[Data items]
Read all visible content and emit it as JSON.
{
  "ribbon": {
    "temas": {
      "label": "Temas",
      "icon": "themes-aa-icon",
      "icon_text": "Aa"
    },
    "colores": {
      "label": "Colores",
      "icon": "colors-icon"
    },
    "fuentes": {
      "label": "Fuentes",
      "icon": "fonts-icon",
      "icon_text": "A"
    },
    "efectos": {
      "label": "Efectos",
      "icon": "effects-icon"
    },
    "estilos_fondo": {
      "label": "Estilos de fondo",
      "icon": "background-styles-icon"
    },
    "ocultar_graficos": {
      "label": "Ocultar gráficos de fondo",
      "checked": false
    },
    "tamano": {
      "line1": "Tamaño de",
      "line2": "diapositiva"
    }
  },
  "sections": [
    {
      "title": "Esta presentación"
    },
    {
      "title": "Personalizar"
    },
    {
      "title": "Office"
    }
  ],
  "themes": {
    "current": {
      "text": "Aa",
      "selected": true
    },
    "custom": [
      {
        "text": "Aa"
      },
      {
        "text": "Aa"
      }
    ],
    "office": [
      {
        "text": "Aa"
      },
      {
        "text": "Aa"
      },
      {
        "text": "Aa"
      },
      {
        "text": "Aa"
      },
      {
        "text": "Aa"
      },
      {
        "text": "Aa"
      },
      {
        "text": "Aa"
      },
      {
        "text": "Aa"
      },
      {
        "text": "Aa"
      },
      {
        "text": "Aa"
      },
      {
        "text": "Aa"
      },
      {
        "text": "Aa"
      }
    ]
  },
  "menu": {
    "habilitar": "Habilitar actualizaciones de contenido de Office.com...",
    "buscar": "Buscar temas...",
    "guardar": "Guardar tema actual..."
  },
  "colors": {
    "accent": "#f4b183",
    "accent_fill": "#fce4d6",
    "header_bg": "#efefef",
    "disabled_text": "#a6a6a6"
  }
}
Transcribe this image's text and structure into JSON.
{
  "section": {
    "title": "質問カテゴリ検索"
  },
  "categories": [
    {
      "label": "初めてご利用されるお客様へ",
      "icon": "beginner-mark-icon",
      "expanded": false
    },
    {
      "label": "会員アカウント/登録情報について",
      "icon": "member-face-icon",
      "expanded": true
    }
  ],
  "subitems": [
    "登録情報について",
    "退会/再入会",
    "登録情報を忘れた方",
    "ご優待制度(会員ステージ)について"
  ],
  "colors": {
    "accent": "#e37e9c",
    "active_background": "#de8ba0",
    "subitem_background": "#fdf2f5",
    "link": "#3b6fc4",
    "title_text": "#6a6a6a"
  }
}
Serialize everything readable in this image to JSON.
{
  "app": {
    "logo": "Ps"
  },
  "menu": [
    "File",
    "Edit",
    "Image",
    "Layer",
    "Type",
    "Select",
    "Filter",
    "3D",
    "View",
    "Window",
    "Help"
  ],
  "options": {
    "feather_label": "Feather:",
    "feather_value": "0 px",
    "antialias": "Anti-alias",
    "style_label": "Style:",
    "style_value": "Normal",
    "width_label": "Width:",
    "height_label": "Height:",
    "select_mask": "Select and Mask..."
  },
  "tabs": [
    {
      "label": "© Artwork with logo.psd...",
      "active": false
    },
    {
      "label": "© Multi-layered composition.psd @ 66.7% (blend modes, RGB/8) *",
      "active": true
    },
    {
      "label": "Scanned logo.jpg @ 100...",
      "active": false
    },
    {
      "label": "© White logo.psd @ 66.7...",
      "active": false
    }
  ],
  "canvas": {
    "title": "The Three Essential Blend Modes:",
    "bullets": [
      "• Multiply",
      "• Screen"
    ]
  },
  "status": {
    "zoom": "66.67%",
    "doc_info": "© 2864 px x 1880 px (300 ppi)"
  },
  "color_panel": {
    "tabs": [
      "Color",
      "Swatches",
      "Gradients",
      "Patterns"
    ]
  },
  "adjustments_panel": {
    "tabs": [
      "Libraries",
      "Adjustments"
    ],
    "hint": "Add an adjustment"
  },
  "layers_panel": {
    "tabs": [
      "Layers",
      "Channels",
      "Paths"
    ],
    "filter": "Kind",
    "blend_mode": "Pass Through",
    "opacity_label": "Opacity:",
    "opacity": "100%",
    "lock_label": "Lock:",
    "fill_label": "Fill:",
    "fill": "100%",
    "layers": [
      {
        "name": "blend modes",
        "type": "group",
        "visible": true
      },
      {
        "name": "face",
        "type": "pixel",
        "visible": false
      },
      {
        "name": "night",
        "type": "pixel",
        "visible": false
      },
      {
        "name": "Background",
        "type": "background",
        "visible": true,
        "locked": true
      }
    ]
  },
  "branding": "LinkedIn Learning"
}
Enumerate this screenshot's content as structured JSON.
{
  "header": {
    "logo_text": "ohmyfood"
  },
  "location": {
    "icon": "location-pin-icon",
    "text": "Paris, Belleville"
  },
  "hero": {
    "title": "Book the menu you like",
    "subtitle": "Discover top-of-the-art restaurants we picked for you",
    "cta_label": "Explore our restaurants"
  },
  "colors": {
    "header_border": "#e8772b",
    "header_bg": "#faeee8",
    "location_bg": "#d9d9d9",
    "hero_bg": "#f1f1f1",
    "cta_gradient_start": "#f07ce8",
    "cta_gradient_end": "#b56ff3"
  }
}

● EXERCISE GOAL
Would you copy out each line exactly as written?

● EXERCISE RESULT
Read all visible content and emit it as JSON.
{
  "ribbon": {
    "temas": {
      "label": "Temas",
      "icon": "themes-aa-icon",
      "icon_text": "Aa"
    },
    "colores": {
      "label": "Colores",
      "icon": "colors-icon"
    },
    "fuentes": {
      "label": "Fuentes",
      "icon": "fonts-icon",
      "icon_text": "A"
    },
    "efectos": {
      "label": "Efectos",
      "icon": "effects-icon"
    },
    "estilos_fondo": {
      "label": "Estilos de fondo",
      "icon": "background-styles-icon"
    },
    "ocultar_graficos": {
      "label": "Ocultar gráficos de fondo",
      "checked": false
    },
    "tamano": {
      "line1": "Tamaño de",
      "line2": "diapositiva"
    }
  },
  "sections": [
    {
      "title": "Esta presentación"
    },
    {
      "title": "Personalizar"
    },
    {
      "title": "Office"
    }
  ],
  "themes": {
    "current": {
      "text": "Aa",
      "selected": true
    },
    "custom": [
      {
        "text": "Aa"
      },
      {
        "text": "Aa"
      }
    ],
    "office": [
      {
        "text": "Aa"
      },
      {
        "text": "Aa"
      },
      {
        "text": "Aa"
      },
      {
        "text": "Aa"
      },
      {
        "text": "Aa"
      },
      {
        "text": "Aa"
      },
      {
        "text": "Aa"
      },
      {
        "text": "Aa"
      },
      {
        "text": "Aa"
      },
      {
        "text": "Aa"
      },
      {
        "text": "Aa"
      },
      {
        "text": "Aa"
      }
    ]
  },
  "menu": {
    "habilitar": "Habilitar actualizaciones de contenido de Office.com...",
    "buscar": "Buscar temas...",
    "guardar": "Guardar tema actual..."
  },
  "colors": {
    "accent": "#f4b183",
    "accent_fill": "#fce4d6",
    "header_bg": "#efefef",
    "disabled_text": "#a6a6a6"
  }
}
Transcribe this image's text and structure into JSON.
{
  "section": {
    "title": "質問カテゴリ検索"
  },
  "categories": [
    {
      "label": "初めてご利用されるお客様へ",
      "icon": "beginner-mark-icon",
      "expanded": false
    },
    {
      "label": "会員アカウント/登録情報について",
      "icon": "member-face-icon",
      "expanded": true
    }
  ],
  "subitems": [
    "登録情報について",
    "退会/再入会",
    "登録情報を忘れた方",
    "ご優待制度(会員ステージ)について"
  ],
  "colors": {
    "accent": "#e37e9c",
    "active_background": "#de8ba0",
    "subitem_background": "#fdf2f5",
    "link": "#3b6fc4",
    "title_text": "#6a6a6a"
  }
}
Serialize everything readable in this image to JSON.
{
  "app": {
    "logo": "Ps"
  },
  "menu": [
    "File",
    "Edit",
    "Image",
    "Layer",
    "Type",
    "Select",
    "Filter",
    "3D",
    "View",
    "Window",
    "Help"
  ],
  "options": {
    "feather_label": "Feather:",
    "feather_value": "0 px",
    "antialias": "Anti-alias",
    "style_label": "Style:",
    "style_value": "Normal",
    "width_label": "Width:",
    "height_label": "Height:",
    "select_mask": "Select and Mask..."
  },
  "tabs": [
    {
      "label": "© Artwork with logo.psd...",
      "active": false
    },
    {
      "label": "© Multi-layered composition.psd @ 66.7% (blend modes, RGB/8) *",
      "active": true
    },
    {
      "label": "Scanned logo.jpg @ 100...",
      "active": false
    },
    {
      "label": "© White logo.psd @ 66.7...",
      "active": false
    }
  ],
  "canvas": {
    "title": "The Three Essential Blend Modes:",
    "bullets": [
      "• Multiply",
      "• Screen"
    ]
  },
  "status": {
    "zoom": "66.67%",
    "doc_info": "© 2864 px x 1880 px (300 ppi)"
  },
  "color_panel": {
    "tabs": [
      "Color",
      "Swatches",
      "Gradients",
      "Patterns"
    ]
  },
  "adjustments_panel": {
    "tabs": [
      "Libraries",
      "Adjustments"
    ],
    "hint": "Add an adjustment"
  },
  "layers_panel": {
    "tabs": [
      "Layers",
      "Channels",
      "Paths"
    ],
    "filter": "Kind",
    "blend_mode": "Pass Through",
    "opacity_label": "Opacity:",
    "opacity": "100%",
    "lock_label": "Lock:",
    "fill_label": "Fill:",
    "fill": "100%",
    "layers": [
      {
        "name": "blend modes",
        "type": "group",
        "visible": true
      },
      {
        "name": "face",
        "type": "pixel",
        "visible": false
      },
      {
        "name": "night",
        "type": "pixel",
        "visible": false
      },
      {
        "name": "Background",
        "type": "background",
        "visible": true,
        "locked": true
      }
    ]
  },
  "branding": "LinkedIn Learning"
}
Enumerate this screenshot's content as structured JSON.
{
  "header": {
    "logo_text": "ohmyfood"
  },
  "location": {
    "icon": "location-pin-icon",
    "text": "Paris, Belleville"
  },
  "hero": {
    "title": "Book the menu you like",
    "subtitle": "Discover top-of-the-art restaurants we picked for you",
    "cta_label": "Explore our restaurants"
  },
  "colors": {
    "header_border": "#e8772b",
    "header_bg": "#faeee8",
    "location_bg": "#d9d9d9",
    "hero_bg": "#f1f1f1",
    "cta_gradient_start": "#f07ce8",
    "cta_gradient_end": "#b56ff3"
  }
}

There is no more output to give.